◆ Brief
Take each line that has the word "JSON" and return it.
******
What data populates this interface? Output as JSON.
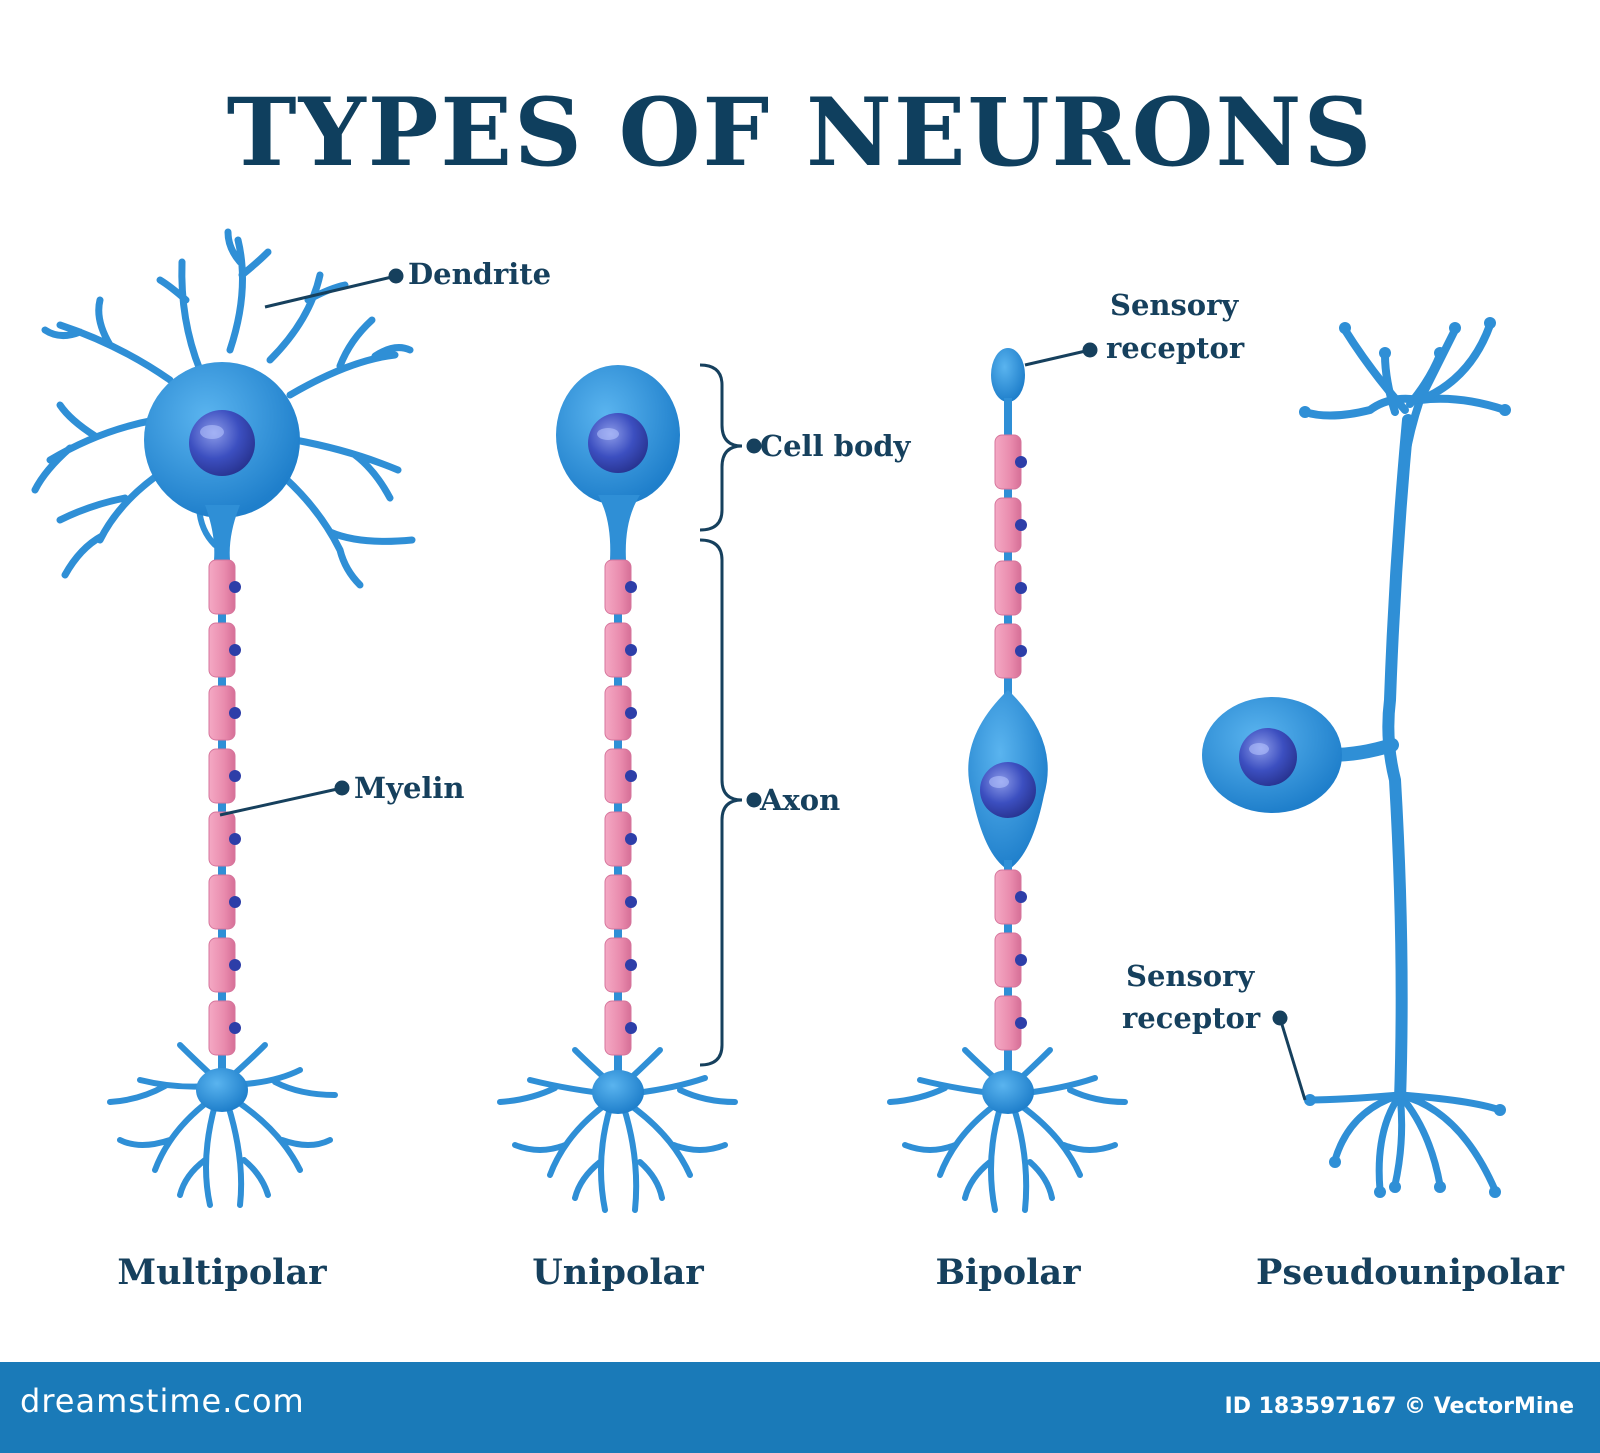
{
  "title": "TYPES OF NEURONS",
  "labels": {
    "dendrite": "Dendrite",
    "myelin": "Myelin",
    "cell_body": "Cell body",
    "axon": "Axon",
    "sensory_receptor_top_line1": "Sensory",
    "sensory_receptor_top_line2": "receptor",
    "sensory_receptor_bottom_line1": "Sensory",
    "sensory_receptor_bottom_line2": "receptor"
  },
  "neuron_types": [
    "Multipolar",
    "Unipolar",
    "Bipolar",
    "Pseudounipolar"
  ],
  "footer": {
    "brand": "dreamstime.com",
    "credit": "ID 183597167 © VectorMine"
  },
  "colors": {
    "title": "#0f3f5e",
    "neuron_body": "#2f8fd6",
    "nucleus": "#3a49b8",
    "myelin": "#ea8fb0",
    "footer_bar": "#1a7ab8"
  }
}
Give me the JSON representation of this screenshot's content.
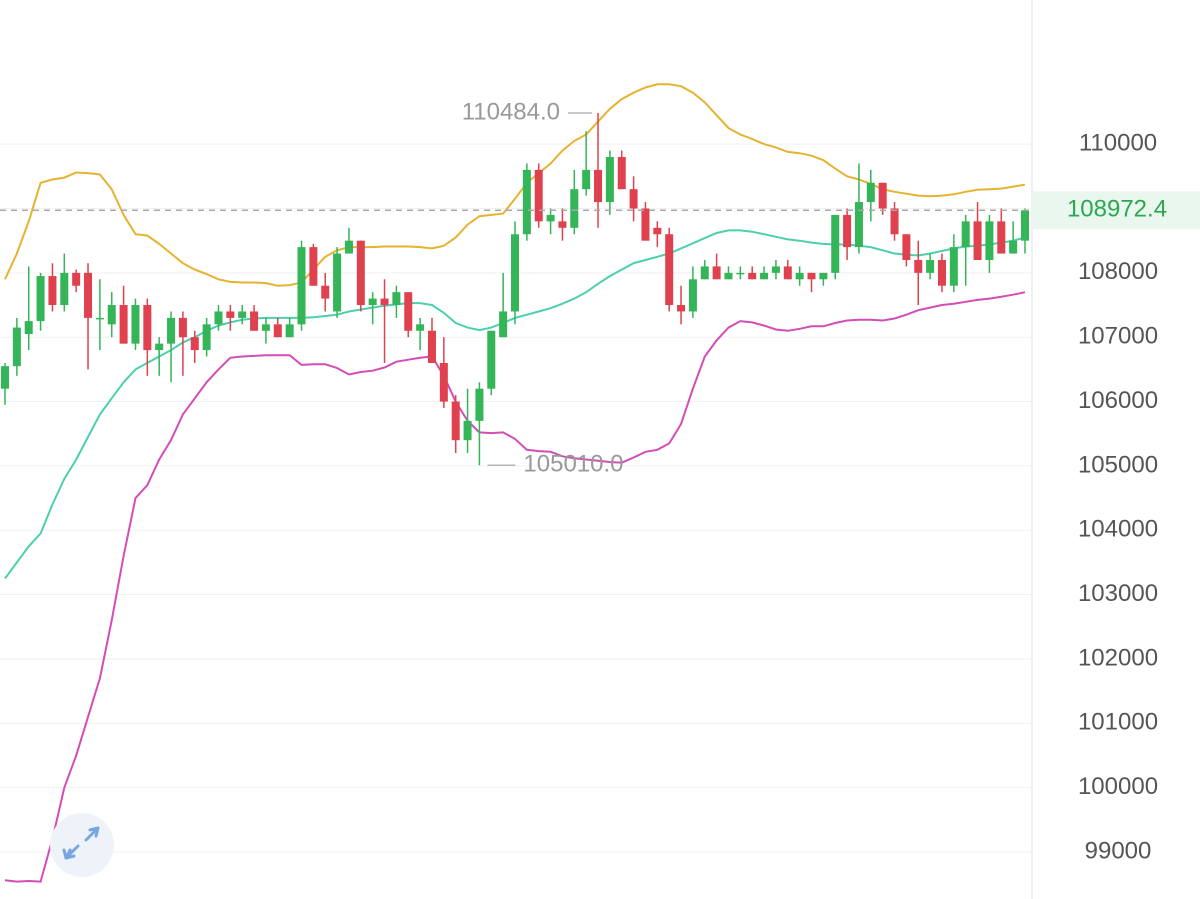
{
  "chart_data": {
    "type": "candlestick",
    "ylim": [
      98270,
      112240
    ],
    "yticks": [
      99000,
      100000,
      101000,
      102000,
      103000,
      104000,
      105000,
      106000,
      107000,
      108000,
      109000,
      110000
    ],
    "grid": true,
    "up_color": "#33b558",
    "down_color": "#e0414e",
    "open": [
      106200,
      106550,
      107050,
      107250,
      107950,
      107500,
      108000,
      108000,
      107300,
      107200,
      107500,
      106900,
      107500,
      106800,
      106900,
      107300,
      107000,
      106800,
      107200,
      107400,
      107300,
      107400,
      107100,
      107200,
      107000,
      107200,
      108400,
      107800,
      107400,
      108300,
      108500,
      107500,
      107600,
      107500,
      107700,
      107100,
      107100,
      106600,
      106000,
      105400,
      105700,
      106200,
      107000,
      107400,
      108600,
      109600,
      108800,
      108800,
      108700,
      109300,
      109600,
      109100,
      109800,
      109300,
      109000,
      108700,
      108600,
      107500,
      107400,
      107900,
      108100,
      107900,
      108000,
      108000,
      107900,
      108000,
      108100,
      107900,
      108000,
      107900,
      108000,
      108900,
      108400,
      109100,
      109400,
      109000,
      108600,
      108200,
      108000,
      108200,
      107800,
      108400,
      108800,
      108200,
      108800,
      108300,
      108500
    ],
    "high": [
      106600,
      107300,
      108100,
      108000,
      108150,
      108300,
      108050,
      108150,
      107900,
      107700,
      107800,
      107600,
      107600,
      107000,
      107400,
      107400,
      107100,
      107300,
      107500,
      107500,
      107500,
      107500,
      107300,
      107300,
      107300,
      108500,
      108450,
      108000,
      108400,
      108700,
      108500,
      107700,
      107900,
      107800,
      107700,
      107300,
      107300,
      107000,
      106100,
      106200,
      106300,
      107100,
      108000,
      108800,
      109700,
      109700,
      109000,
      109000,
      109600,
      110200,
      110484,
      109900,
      109900,
      109500,
      109100,
      108800,
      108700,
      107800,
      108100,
      108200,
      108300,
      108100,
      108100,
      108100,
      108100,
      108200,
      108200,
      108100,
      108000,
      108000,
      108900,
      109000,
      109700,
      109600,
      109400,
      109100,
      108600,
      108500,
      108300,
      108300,
      108600,
      108900,
      109100,
      108900,
      109000,
      108800,
      109000
    ],
    "low": [
      105950,
      106400,
      106800,
      107100,
      107400,
      107400,
      107700,
      106500,
      106800,
      107000,
      106900,
      106800,
      106400,
      106400,
      106300,
      106400,
      106600,
      106700,
      107100,
      107100,
      107200,
      107100,
      106900,
      107000,
      107000,
      107100,
      107800,
      107400,
      107300,
      108300,
      107400,
      107200,
      106600,
      107300,
      107000,
      106800,
      106600,
      105900,
      105200,
      105200,
      105010,
      106100,
      107000,
      107200,
      108500,
      108700,
      108600,
      108500,
      108600,
      109200,
      108700,
      108900,
      109300,
      108800,
      108600,
      108400,
      107400,
      107200,
      107300,
      107900,
      107900,
      107900,
      107900,
      107900,
      107900,
      107900,
      107900,
      107800,
      107700,
      107800,
      107900,
      108200,
      108300,
      108800,
      108900,
      108500,
      108100,
      107500,
      107900,
      107700,
      107700,
      107800,
      108200,
      108000,
      108300,
      108300,
      108300
    ],
    "close": [
      106550,
      107150,
      107250,
      107950,
      107500,
      108000,
      107800,
      107300,
      107300,
      107500,
      106900,
      107500,
      106800,
      106900,
      107300,
      107000,
      106800,
      107200,
      107400,
      107300,
      107400,
      107100,
      107200,
      107000,
      107200,
      108400,
      107800,
      107600,
      108300,
      108500,
      107500,
      107600,
      107500,
      107700,
      107100,
      107200,
      106600,
      106000,
      105400,
      105700,
      106200,
      107100,
      107400,
      108600,
      109600,
      108800,
      108900,
      108700,
      109300,
      109600,
      109100,
      109800,
      109300,
      109000,
      108500,
      108600,
      107500,
      107400,
      107900,
      108100,
      107900,
      108000,
      108000,
      107900,
      108000,
      108100,
      107900,
      108000,
      107900,
      108000,
      108900,
      108400,
      109100,
      109400,
      109000,
      108600,
      108200,
      108000,
      108200,
      107800,
      108400,
      108800,
      108200,
      108800,
      108300,
      108500,
      108972.4
    ],
    "bands": [
      {
        "color": "#e6b330",
        "values": [
          107900,
          108300,
          108800,
          109400,
          109450,
          109480,
          109560,
          109550,
          109530,
          109300,
          108900,
          108600,
          108580,
          108450,
          108300,
          108150,
          108050,
          107980,
          107900,
          107860,
          107850,
          107850,
          107840,
          107800,
          107810,
          107850,
          108050,
          108250,
          108350,
          108400,
          108400,
          108400,
          108410,
          108410,
          108410,
          108400,
          108380,
          108420,
          108550,
          108750,
          108880,
          108900,
          108920,
          109150,
          109400,
          109550,
          109700,
          109900,
          110050,
          110150,
          110350,
          110550,
          110700,
          110800,
          110880,
          110930,
          110930,
          110900,
          110800,
          110650,
          110450,
          110250,
          110150,
          110080,
          110000,
          109950,
          109880,
          109860,
          109820,
          109750,
          109620,
          109500,
          109450,
          109380,
          109300,
          109260,
          109230,
          109200,
          109190,
          109200,
          109220,
          109260,
          109290,
          109300,
          109310,
          109340,
          109370
        ]
      },
      {
        "color": "#4dcfae",
        "values": [
          103250,
          103500,
          103750,
          103950,
          104400,
          104800,
          105100,
          105450,
          105800,
          106050,
          106300,
          106500,
          106600,
          106700,
          106800,
          106920,
          107000,
          107100,
          107180,
          107230,
          107270,
          107290,
          107300,
          107300,
          107300,
          107300,
          107310,
          107330,
          107350,
          107400,
          107430,
          107460,
          107490,
          107510,
          107530,
          107530,
          107500,
          107380,
          107220,
          107150,
          107110,
          107150,
          107220,
          107300,
          107350,
          107400,
          107450,
          107520,
          107600,
          107700,
          107830,
          107950,
          108050,
          108150,
          108200,
          108250,
          108300,
          108380,
          108460,
          108540,
          108620,
          108660,
          108660,
          108640,
          108600,
          108560,
          108520,
          108500,
          108470,
          108450,
          108440,
          108440,
          108420,
          108400,
          108350,
          108300,
          108280,
          108270,
          108300,
          108340,
          108380,
          108410,
          108420,
          108440,
          108470,
          108500,
          108550
        ]
      },
      {
        "color": "#d44cb6",
        "values": [
          98560,
          98540,
          98550,
          98540,
          99200,
          100000,
          100500,
          101100,
          101700,
          102600,
          103600,
          104500,
          104700,
          105100,
          105400,
          105800,
          106050,
          106300,
          106500,
          106680,
          106700,
          106710,
          106720,
          106720,
          106720,
          106570,
          106580,
          106580,
          106520,
          106420,
          106460,
          106480,
          106530,
          106620,
          106650,
          106680,
          106700,
          106400,
          106000,
          105700,
          105520,
          105510,
          105520,
          105420,
          105250,
          105230,
          105220,
          105150,
          105120,
          105100,
          105080,
          105060,
          105050,
          105130,
          105220,
          105250,
          105350,
          105650,
          106200,
          106700,
          106950,
          107150,
          107250,
          107230,
          107180,
          107120,
          107100,
          107130,
          107170,
          107170,
          107220,
          107260,
          107270,
          107270,
          107260,
          107290,
          107350,
          107420,
          107460,
          107500,
          107520,
          107550,
          107580,
          107600,
          107630,
          107660,
          107700
        ]
      }
    ],
    "high_annotation": {
      "value": 110484,
      "label": "110484.0"
    },
    "low_annotation": {
      "value": 105010,
      "label": "105010.0"
    },
    "last_price": 108972.4,
    "last_price_color": "#2aa84f"
  }
}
******
◆ Output for this exercise
What data populates this interface? Output as JSON.
Give me the JSON representation of this screenshot's content.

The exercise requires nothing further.